Material to process:
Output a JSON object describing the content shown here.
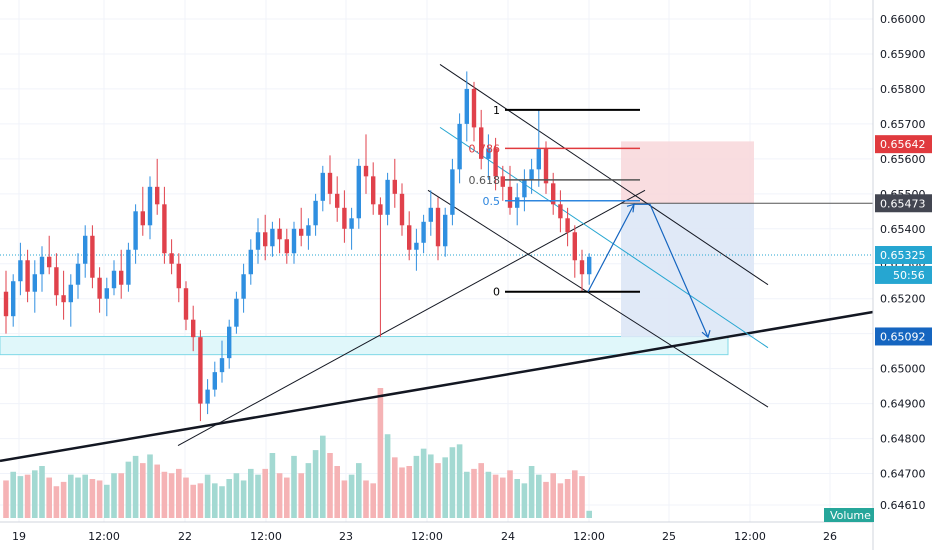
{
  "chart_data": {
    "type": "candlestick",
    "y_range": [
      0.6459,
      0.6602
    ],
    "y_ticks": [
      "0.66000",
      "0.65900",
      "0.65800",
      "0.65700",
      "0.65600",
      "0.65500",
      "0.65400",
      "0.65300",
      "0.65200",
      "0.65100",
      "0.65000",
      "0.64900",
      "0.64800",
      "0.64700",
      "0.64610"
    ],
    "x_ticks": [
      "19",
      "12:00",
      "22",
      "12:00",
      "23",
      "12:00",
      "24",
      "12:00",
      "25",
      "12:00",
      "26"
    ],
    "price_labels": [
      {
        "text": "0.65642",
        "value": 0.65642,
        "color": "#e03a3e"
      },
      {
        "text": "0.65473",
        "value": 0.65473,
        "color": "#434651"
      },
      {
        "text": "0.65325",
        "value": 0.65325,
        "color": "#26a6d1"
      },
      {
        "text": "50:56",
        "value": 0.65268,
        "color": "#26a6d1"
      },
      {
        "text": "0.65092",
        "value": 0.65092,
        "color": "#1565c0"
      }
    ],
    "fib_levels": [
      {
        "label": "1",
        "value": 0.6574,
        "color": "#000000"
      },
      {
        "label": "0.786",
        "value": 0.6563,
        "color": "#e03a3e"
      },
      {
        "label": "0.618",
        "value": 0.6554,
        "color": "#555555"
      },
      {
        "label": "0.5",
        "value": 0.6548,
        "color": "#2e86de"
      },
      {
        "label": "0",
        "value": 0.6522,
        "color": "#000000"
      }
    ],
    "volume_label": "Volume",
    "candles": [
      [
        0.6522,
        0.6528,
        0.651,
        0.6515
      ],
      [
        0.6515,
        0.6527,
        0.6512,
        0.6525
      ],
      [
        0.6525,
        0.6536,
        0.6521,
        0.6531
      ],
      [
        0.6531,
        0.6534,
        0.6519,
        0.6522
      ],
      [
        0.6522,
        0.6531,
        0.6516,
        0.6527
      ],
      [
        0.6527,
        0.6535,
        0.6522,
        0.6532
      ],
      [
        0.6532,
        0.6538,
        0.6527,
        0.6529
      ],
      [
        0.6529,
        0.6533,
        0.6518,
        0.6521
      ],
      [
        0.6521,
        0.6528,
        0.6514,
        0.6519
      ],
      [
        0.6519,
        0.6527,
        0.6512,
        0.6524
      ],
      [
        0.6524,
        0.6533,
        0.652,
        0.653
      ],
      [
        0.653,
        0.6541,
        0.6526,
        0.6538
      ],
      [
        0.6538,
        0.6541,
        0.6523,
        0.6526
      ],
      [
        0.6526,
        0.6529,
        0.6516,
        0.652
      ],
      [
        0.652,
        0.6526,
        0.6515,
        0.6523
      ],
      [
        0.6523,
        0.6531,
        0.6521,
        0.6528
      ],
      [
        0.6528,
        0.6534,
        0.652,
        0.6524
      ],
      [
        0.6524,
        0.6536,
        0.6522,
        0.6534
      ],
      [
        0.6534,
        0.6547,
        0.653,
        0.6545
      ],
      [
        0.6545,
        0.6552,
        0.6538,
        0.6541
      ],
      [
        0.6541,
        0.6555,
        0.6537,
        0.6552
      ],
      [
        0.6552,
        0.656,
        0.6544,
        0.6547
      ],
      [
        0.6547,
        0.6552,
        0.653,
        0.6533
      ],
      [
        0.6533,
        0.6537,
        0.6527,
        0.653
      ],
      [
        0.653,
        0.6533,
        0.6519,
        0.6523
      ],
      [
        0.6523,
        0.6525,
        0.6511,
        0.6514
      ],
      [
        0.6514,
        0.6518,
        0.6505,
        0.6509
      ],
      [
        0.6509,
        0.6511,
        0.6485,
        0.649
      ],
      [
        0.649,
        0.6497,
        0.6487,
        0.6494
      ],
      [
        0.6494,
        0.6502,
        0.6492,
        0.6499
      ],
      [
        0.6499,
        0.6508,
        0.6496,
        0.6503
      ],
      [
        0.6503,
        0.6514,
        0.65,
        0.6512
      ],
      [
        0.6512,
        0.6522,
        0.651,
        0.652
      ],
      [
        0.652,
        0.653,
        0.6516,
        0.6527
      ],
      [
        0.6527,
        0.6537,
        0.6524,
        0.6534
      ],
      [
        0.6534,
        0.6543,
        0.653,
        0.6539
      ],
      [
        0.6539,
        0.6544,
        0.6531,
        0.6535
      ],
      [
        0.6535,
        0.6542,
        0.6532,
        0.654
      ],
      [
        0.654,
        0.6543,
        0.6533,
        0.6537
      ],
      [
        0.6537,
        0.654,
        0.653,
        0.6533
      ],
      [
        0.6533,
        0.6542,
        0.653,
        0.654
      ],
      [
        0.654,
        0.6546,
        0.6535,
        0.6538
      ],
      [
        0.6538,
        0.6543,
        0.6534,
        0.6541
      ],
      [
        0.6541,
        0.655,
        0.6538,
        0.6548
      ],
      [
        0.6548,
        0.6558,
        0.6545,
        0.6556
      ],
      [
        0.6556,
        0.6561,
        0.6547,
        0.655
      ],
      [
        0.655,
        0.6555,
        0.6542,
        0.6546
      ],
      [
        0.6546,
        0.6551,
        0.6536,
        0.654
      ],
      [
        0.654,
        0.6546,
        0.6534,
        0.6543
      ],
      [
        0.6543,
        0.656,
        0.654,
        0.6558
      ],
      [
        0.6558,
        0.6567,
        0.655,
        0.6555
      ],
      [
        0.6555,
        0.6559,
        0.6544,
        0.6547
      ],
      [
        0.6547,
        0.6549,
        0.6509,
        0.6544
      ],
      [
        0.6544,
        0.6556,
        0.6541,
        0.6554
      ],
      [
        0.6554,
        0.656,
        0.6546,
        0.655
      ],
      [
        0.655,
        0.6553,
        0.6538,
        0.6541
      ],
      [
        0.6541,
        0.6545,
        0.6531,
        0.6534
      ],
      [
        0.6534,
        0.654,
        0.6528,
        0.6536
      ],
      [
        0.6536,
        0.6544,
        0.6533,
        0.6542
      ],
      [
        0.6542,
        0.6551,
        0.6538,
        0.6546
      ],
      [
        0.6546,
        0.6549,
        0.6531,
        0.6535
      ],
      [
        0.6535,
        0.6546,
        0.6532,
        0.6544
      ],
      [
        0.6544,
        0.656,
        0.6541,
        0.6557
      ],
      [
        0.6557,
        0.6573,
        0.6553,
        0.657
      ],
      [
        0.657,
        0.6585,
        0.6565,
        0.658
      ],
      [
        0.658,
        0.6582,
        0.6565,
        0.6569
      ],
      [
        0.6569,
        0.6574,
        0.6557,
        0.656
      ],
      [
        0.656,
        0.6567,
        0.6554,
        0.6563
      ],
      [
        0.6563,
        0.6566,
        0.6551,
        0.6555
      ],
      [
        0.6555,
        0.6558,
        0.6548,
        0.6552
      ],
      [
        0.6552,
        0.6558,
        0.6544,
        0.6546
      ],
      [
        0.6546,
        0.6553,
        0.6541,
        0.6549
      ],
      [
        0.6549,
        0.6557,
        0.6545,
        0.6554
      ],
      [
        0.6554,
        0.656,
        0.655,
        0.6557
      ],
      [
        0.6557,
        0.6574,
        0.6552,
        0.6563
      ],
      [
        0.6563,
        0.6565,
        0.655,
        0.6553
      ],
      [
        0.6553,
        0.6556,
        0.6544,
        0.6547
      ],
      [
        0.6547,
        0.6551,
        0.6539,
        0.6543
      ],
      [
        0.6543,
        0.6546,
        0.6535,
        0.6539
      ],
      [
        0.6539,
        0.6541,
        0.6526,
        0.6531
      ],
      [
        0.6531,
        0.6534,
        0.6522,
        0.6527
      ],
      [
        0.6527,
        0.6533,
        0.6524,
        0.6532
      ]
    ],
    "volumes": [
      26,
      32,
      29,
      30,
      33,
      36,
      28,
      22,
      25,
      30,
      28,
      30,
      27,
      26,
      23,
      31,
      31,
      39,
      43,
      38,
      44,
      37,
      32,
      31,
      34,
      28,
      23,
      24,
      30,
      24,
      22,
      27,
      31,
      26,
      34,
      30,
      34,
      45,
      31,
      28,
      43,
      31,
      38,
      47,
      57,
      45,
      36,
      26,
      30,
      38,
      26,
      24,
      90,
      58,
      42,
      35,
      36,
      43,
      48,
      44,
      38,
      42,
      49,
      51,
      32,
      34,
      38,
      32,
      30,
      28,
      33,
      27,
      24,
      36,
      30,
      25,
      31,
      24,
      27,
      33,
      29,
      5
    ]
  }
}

--

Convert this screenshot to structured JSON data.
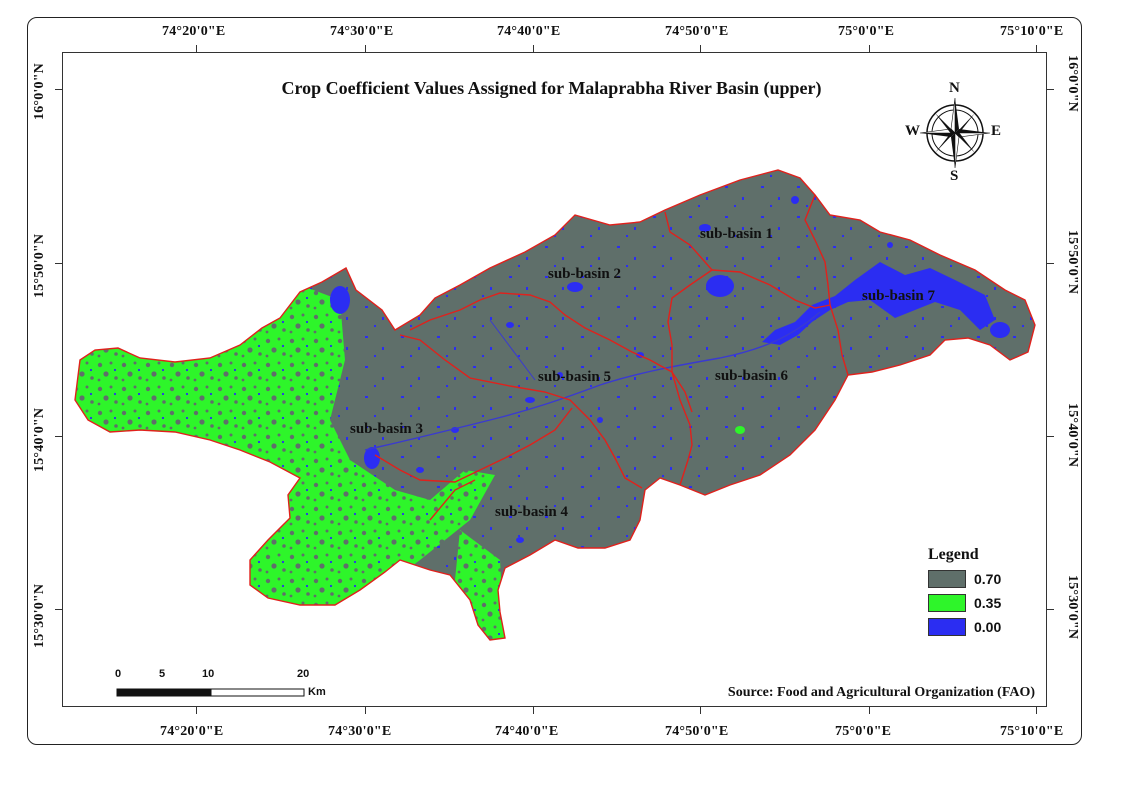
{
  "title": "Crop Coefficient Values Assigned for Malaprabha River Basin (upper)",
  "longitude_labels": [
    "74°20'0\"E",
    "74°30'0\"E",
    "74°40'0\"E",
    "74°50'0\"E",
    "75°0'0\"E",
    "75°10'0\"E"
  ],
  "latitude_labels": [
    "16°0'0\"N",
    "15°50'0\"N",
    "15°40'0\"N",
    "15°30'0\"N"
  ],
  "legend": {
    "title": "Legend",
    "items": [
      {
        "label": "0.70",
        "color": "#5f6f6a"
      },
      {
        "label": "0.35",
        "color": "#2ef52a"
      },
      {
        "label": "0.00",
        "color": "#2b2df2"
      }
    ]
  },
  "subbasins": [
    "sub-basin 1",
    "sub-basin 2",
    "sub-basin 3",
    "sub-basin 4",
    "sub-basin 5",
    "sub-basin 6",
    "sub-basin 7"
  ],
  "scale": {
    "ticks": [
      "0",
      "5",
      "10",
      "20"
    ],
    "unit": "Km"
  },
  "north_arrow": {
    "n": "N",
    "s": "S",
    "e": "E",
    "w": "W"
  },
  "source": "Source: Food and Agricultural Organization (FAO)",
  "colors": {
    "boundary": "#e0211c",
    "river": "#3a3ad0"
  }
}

Directive:
Track down all lines above with the string "JSON" and copy them.

Full solution:
Output a JSON object describing the content shown here.
Convert this screenshot to structured JSON data.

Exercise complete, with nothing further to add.